EXERCISE REQUIREMENTS:
(a) Using the summit excerpt, answer each question below on its own line, with answers marked (i), (ii), (iii).
(i) On what date was the White House conference held?
(ii) Which university leads the Collaborative to Advance Equity Through Research?
(iii) How much money and how many years does the Prosperity Together initiative involve?
(b) Translate this sentence from the summit excerpt into Spanish: "Over the next decade, researchers, activists, philanthropists and policy makers will unite to work toward improving the lives of women and girls of color."
(c) Reproduce the summit excerpt word for word between "At Friday’s day-long" and "in the effort?", inclusive.

PAGE EXCERPT:
——————————

Associate Professor, Women's, Gender and Sexuality Studies

Wendy Smooth, associate professor, women’s, gender and sexuality studies, was selected by the White House Council on Women and Girls to participate in the White House conference, “Advancing Equity for Women & Girls of Color: A Research Agenda for the Next Decade,” held on Nov. 13, 2015.  Smooth was selected as one of the foremost voices writing on the experiences of women of color as law makers and women of color in public policy.

At Friday’s day-long summit, the White House revealed a plan to renew commitments to uplift the lives of women and girls of color. What did you learn about the agenda for the next decade and will you and Ohio State be involved in the effort?

At the summit, The White House announced two critical commitments to this effort -- one a $100 million, five-year initiative led by Prosperity Together, comprised of public women’s foundations from across the country including our own Women’s Fund of Central Ohio. The second is an $18 million funding commitment by the Collaborative to Advance Equity Through Research, an affiliation of American colleges and universities, research organizations, publishers and public interest institutions, led by Wake Forest University. The latter represents a clear path for Ohio State to join our peers in developing a research agenda that will help to address the significant gaps in our knowledge base regarding the experiences of women and girls of color. Over the next decade, researchers, activists, philanthropists and policy makers will unite to work toward improving the lives of women and girls of color.

——————————

GIVEN INFORMATION:

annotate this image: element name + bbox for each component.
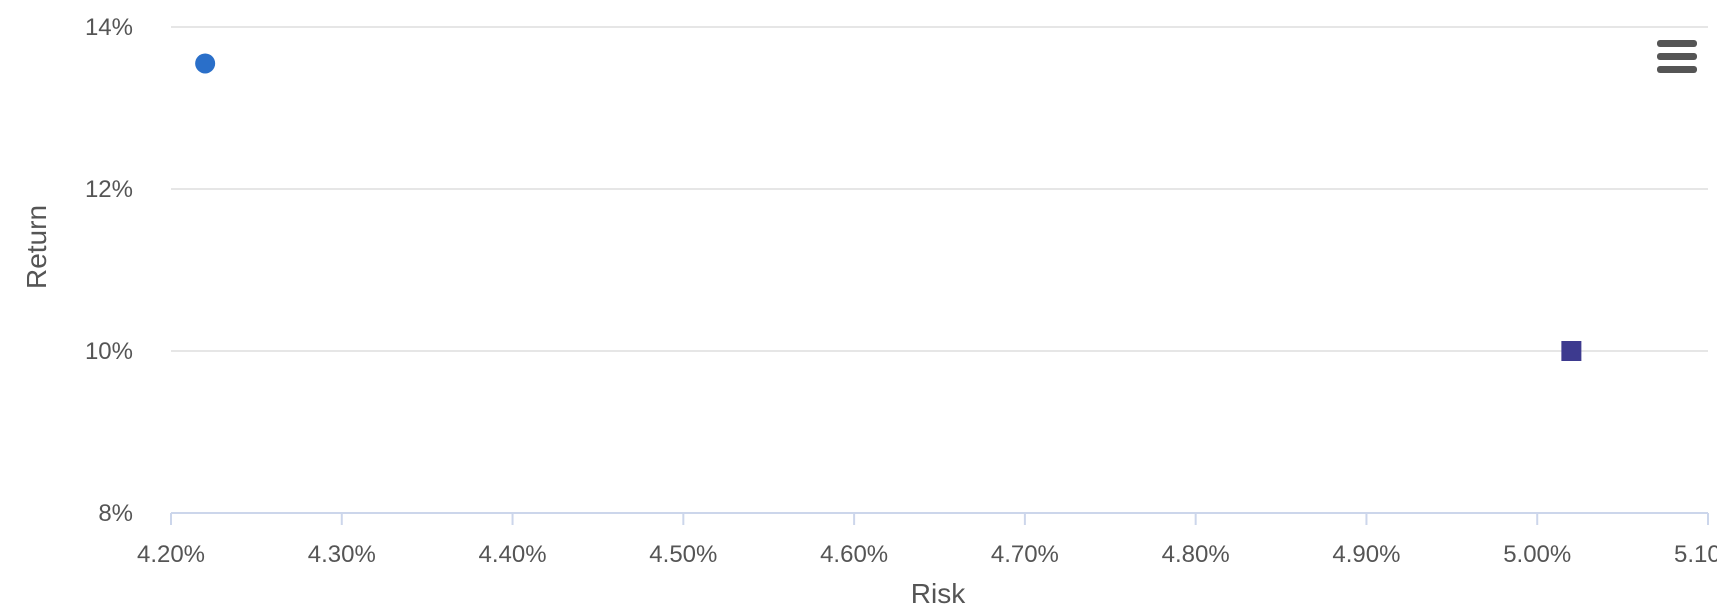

——————————

RESPONSES PER TASK:
(a)
(i) Nov. 13, 2015
(ii) Wake Forest University
(iii) $100 million over five years

(b) Durante la próxima década, investigadores, activistas, filántropos y responsables de políticas públicas se unirán para trabajar en la mejora de las vidas de las mujeres y niñas de color.

(c)
At Friday’s day-long summit, the White House revealed a plan to renew commitments to uplift the lives of women and girls of color. What did you learn about the agenda for the next decade and will you and Ohio State be involved in the effort?